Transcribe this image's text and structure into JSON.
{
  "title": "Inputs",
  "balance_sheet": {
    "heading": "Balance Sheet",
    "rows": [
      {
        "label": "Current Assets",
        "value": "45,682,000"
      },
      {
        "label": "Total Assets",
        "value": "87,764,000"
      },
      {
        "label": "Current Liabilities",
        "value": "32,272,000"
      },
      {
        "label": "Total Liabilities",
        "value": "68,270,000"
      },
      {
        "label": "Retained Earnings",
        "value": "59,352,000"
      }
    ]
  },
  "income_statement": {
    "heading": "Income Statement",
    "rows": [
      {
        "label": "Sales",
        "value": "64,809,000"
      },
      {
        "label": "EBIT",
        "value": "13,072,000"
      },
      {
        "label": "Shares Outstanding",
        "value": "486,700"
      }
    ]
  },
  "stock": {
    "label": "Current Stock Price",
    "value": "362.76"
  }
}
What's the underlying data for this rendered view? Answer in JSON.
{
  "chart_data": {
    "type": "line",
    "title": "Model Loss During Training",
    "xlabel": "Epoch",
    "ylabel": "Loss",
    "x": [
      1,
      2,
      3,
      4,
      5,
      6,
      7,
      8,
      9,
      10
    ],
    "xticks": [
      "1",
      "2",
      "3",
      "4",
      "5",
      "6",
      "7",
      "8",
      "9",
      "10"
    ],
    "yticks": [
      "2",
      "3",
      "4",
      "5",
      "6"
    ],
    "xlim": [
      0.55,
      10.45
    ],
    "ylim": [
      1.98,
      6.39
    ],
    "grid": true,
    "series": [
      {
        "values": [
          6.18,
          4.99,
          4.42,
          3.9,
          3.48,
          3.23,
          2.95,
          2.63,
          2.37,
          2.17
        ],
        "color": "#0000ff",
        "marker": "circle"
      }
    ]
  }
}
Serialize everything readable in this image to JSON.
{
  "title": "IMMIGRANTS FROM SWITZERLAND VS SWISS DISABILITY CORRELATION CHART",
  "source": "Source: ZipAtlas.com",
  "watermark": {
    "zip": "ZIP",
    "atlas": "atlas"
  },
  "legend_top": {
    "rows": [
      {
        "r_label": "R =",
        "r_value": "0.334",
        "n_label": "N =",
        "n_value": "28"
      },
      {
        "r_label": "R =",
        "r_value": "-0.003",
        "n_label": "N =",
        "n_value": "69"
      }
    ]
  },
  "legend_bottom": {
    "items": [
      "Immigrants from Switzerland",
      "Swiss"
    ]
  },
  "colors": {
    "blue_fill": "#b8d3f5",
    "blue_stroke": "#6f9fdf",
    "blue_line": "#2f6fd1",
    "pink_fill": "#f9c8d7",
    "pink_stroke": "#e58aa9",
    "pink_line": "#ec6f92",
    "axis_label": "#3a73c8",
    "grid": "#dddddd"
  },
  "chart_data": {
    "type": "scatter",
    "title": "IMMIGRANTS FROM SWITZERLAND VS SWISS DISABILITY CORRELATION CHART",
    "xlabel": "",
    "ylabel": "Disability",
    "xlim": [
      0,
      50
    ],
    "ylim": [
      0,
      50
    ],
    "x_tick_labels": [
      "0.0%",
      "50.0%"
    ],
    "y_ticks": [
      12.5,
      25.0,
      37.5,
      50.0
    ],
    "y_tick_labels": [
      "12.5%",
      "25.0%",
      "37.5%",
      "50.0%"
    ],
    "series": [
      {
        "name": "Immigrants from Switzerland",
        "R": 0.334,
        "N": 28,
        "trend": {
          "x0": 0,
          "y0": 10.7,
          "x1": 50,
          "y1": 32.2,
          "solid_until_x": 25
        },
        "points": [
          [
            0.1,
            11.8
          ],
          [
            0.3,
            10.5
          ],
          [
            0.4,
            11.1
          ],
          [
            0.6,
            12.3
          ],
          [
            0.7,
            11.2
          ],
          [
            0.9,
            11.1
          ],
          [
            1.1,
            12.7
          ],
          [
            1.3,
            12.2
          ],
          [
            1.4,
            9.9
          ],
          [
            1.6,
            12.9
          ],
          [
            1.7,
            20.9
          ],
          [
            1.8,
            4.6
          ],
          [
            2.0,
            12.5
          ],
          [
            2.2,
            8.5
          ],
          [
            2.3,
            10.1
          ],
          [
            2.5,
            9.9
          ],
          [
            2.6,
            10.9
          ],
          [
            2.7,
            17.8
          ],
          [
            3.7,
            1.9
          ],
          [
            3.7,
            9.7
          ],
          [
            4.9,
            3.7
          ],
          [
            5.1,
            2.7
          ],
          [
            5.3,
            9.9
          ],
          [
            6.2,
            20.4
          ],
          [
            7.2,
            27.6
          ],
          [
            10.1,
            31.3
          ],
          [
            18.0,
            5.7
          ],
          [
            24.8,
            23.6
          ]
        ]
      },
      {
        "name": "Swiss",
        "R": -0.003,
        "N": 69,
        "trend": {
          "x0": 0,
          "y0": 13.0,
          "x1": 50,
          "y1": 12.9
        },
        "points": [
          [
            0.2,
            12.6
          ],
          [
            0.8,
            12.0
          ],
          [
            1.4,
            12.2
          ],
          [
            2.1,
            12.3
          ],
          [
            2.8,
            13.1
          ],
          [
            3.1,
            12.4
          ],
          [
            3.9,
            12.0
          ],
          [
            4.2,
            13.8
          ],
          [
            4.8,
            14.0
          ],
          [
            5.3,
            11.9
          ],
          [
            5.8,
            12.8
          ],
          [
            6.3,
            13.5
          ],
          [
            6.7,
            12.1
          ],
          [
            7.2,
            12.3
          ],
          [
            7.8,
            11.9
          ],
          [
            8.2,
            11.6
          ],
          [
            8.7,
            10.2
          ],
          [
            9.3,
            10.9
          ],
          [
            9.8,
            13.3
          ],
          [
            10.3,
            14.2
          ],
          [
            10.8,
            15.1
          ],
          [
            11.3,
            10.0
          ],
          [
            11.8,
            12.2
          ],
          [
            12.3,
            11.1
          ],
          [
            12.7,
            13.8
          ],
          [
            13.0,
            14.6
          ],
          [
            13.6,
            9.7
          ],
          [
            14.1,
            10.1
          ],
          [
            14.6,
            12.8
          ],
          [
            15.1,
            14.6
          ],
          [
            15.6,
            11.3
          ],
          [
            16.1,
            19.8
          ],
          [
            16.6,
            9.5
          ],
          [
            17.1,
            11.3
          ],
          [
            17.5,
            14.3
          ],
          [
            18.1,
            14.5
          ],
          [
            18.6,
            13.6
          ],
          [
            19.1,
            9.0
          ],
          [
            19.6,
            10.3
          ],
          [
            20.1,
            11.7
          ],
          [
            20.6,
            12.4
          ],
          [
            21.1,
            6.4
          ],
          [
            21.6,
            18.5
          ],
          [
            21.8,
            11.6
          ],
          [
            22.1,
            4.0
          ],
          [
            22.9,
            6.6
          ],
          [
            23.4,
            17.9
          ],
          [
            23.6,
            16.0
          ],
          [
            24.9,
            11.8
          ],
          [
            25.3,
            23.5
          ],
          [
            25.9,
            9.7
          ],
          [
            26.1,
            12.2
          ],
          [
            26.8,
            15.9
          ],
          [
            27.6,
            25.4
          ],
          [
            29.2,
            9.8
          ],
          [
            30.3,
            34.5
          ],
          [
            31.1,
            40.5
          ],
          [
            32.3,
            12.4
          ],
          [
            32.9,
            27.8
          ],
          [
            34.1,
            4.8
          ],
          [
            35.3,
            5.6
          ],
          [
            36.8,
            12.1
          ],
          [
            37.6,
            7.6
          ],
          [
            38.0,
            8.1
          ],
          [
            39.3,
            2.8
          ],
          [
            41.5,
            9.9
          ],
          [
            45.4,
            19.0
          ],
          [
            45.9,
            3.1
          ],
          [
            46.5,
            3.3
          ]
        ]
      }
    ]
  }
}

====================

> PROBLEM REQUIREMENTS
Repeat back the data above, exact to the last character.

> SOLUTION
Transcribe this image's text and structure into JSON.
{
  "title": "Inputs",
  "balance_sheet": {
    "heading": "Balance Sheet",
    "rows": [
      {
        "label": "Current Assets",
        "value": "45,682,000"
      },
      {
        "label": "Total Assets",
        "value": "87,764,000"
      },
      {
        "label": "Current Liabilities",
        "value": "32,272,000"
      },
      {
        "label": "Total Liabilities",
        "value": "68,270,000"
      },
      {
        "label": "Retained Earnings",
        "value": "59,352,000"
      }
    ]
  },
  "income_statement": {
    "heading": "Income Statement",
    "rows": [
      {
        "label": "Sales",
        "value": "64,809,000"
      },
      {
        "label": "EBIT",
        "value": "13,072,000"
      },
      {
        "label": "Shares Outstanding",
        "value": "486,700"
      }
    ]
  },
  "stock": {
    "label": "Current Stock Price",
    "value": "362.76"
  }
}
What's the underlying data for this rendered view? Answer in JSON.
{
  "chart_data": {
    "type": "line",
    "title": "Model Loss During Training",
    "xlabel": "Epoch",
    "ylabel": "Loss",
    "x": [
      1,
      2,
      3,
      4,
      5,
      6,
      7,
      8,
      9,
      10
    ],
    "xticks": [
      "1",
      "2",
      "3",
      "4",
      "5",
      "6",
      "7",
      "8",
      "9",
      "10"
    ],
    "yticks": [
      "2",
      "3",
      "4",
      "5",
      "6"
    ],
    "xlim": [
      0.55,
      10.45
    ],
    "ylim": [
      1.98,
      6.39
    ],
    "grid": true,
    "series": [
      {
        "values": [
          6.18,
          4.99,
          4.42,
          3.9,
          3.48,
          3.23,
          2.95,
          2.63,
          2.37,
          2.17
        ],
        "color": "#0000ff",
        "marker": "circle"
      }
    ]
  }
}
Serialize everything readable in this image to JSON.
{
  "title": "IMMIGRANTS FROM SWITZERLAND VS SWISS DISABILITY CORRELATION CHART",
  "source": "Source: ZipAtlas.com",
  "watermark": {
    "zip": "ZIP",
    "atlas": "atlas"
  },
  "legend_top": {
    "rows": [
      {
        "r_label": "R =",
        "r_value": "0.334",
        "n_label": "N =",
        "n_value": "28"
      },
      {
        "r_label": "R =",
        "r_value": "-0.003",
        "n_label": "N =",
        "n_value": "69"
      }
    ]
  },
  "legend_bottom": {
    "items": [
      "Immigrants from Switzerland",
      "Swiss"
    ]
  },
  "colors": {
    "blue_fill": "#b8d3f5",
    "blue_stroke": "#6f9fdf",
    "blue_line": "#2f6fd1",
    "pink_fill": "#f9c8d7",
    "pink_stroke": "#e58aa9",
    "pink_line": "#ec6f92",
    "axis_label": "#3a73c8",
    "grid": "#dddddd"
  },
  "chart_data": {
    "type": "scatter",
    "title": "IMMIGRANTS FROM SWITZERLAND VS SWISS DISABILITY CORRELATION CHART",
    "xlabel": "",
    "ylabel": "Disability",
    "xlim": [
      0,
      50
    ],
    "ylim": [
      0,
      50
    ],
    "x_tick_labels": [
      "0.0%",
      "50.0%"
    ],
    "y_ticks": [
      12.5,
      25.0,
      37.5,
      50.0
    ],
    "y_tick_labels": [
      "12.5%",
      "25.0%",
      "37.5%",
      "50.0%"
    ],
    "series": [
      {
        "name": "Immigrants from Switzerland",
        "R": 0.334,
        "N": 28,
        "trend": {
          "x0": 0,
          "y0": 10.7,
          "x1": 50,
          "y1": 32.2,
          "solid_until_x": 25
        },
        "points": [
          [
            0.1,
            11.8
          ],
          [
            0.3,
            10.5
          ],
          [
            0.4,
            11.1
          ],
          [
            0.6,
            12.3
          ],
          [
            0.7,
            11.2
          ],
          [
            0.9,
            11.1
          ],
          [
            1.1,
            12.7
          ],
          [
            1.3,
            12.2
          ],
          [
            1.4,
            9.9
          ],
          [
            1.6,
            12.9
          ],
          [
            1.7,
            20.9
          ],
          [
            1.8,
            4.6
          ],
          [
            2.0,
            12.5
          ],
          [
            2.2,
            8.5
          ],
          [
            2.3,
            10.1
          ],
          [
            2.5,
            9.9
          ],
          [
            2.6,
            10.9
          ],
          [
            2.7,
            17.8
          ],
          [
            3.7,
            1.9
          ],
          [
            3.7,
            9.7
          ],
          [
            4.9,
            3.7
          ],
          [
            5.1,
            2.7
          ],
          [
            5.3,
            9.9
          ],
          [
            6.2,
            20.4
          ],
          [
            7.2,
            27.6
          ],
          [
            10.1,
            31.3
          ],
          [
            18.0,
            5.7
          ],
          [
            24.8,
            23.6
          ]
        ]
      },
      {
        "name": "Swiss",
        "R": -0.003,
        "N": 69,
        "trend": {
          "x0": 0,
          "y0": 13.0,
          "x1": 50,
          "y1": 12.9
        },
        "points": [
          [
            0.2,
            12.6
          ],
          [
            0.8,
            12.0
          ],
          [
            1.4,
            12.2
          ],
          [
            2.1,
            12.3
          ],
          [
            2.8,
            13.1
          ],
          [
            3.1,
            12.4
          ],
          [
            3.9,
            12.0
          ],
          [
            4.2,
            13.8
          ],
          [
            4.8,
            14.0
          ],
          [
            5.3,
            11.9
          ],
          [
            5.8,
            12.8
          ],
          [
            6.3,
            13.5
          ],
          [
            6.7,
            12.1
          ],
          [
            7.2,
            12.3
          ],
          [
            7.8,
            11.9
          ],
          [
            8.2,
            11.6
          ],
          [
            8.7,
            10.2
          ],
          [
            9.3,
            10.9
          ],
          [
            9.8,
            13.3
          ],
          [
            10.3,
            14.2
          ],
          [
            10.8,
            15.1
          ],
          [
            11.3,
            10.0
          ],
          [
            11.8,
            12.2
          ],
          [
            12.3,
            11.1
          ],
          [
            12.7,
            13.8
          ],
          [
            13.0,
            14.6
          ],
          [
            13.6,
            9.7
          ],
          [
            14.1,
            10.1
          ],
          [
            14.6,
            12.8
          ],
          [
            15.1,
            14.6
          ],
          [
            15.6,
            11.3
          ],
          [
            16.1,
            19.8
          ],
          [
            16.6,
            9.5
          ],
          [
            17.1,
            11.3
          ],
          [
            17.5,
            14.3
          ],
          [
            18.1,
            14.5
          ],
          [
            18.6,
            13.6
          ],
          [
            19.1,
            9.0
          ],
          [
            19.6,
            10.3
          ],
          [
            20.1,
            11.7
          ],
          [
            20.6,
            12.4
          ],
          [
            21.1,
            6.4
          ],
          [
            21.6,
            18.5
          ],
          [
            21.8,
            11.6
          ],
          [
            22.1,
            4.0
          ],
          [
            22.9,
            6.6
          ],
          [
            23.4,
            17.9
          ],
          [
            23.6,
            16.0
          ],
          [
            24.9,
            11.8
          ],
          [
            25.3,
            23.5
          ],
          [
            25.9,
            9.7
          ],
          [
            26.1,
            12.2
          ],
          [
            26.8,
            15.9
          ],
          [
            27.6,
            25.4
          ],
          [
            29.2,
            9.8
          ],
          [
            30.3,
            34.5
          ],
          [
            31.1,
            40.5
          ],
          [
            32.3,
            12.4
          ],
          [
            32.9,
            27.8
          ],
          [
            34.1,
            4.8
          ],
          [
            35.3,
            5.6
          ],
          [
            36.8,
            12.1
          ],
          [
            37.6,
            7.6
          ],
          [
            38.0,
            8.1
          ],
          [
            39.3,
            2.8
          ],
          [
            41.5,
            9.9
          ],
          [
            45.4,
            19.0
          ],
          [
            45.9,
            3.1
          ],
          [
            46.5,
            3.3
          ]
        ]
      }
    ]
  }
}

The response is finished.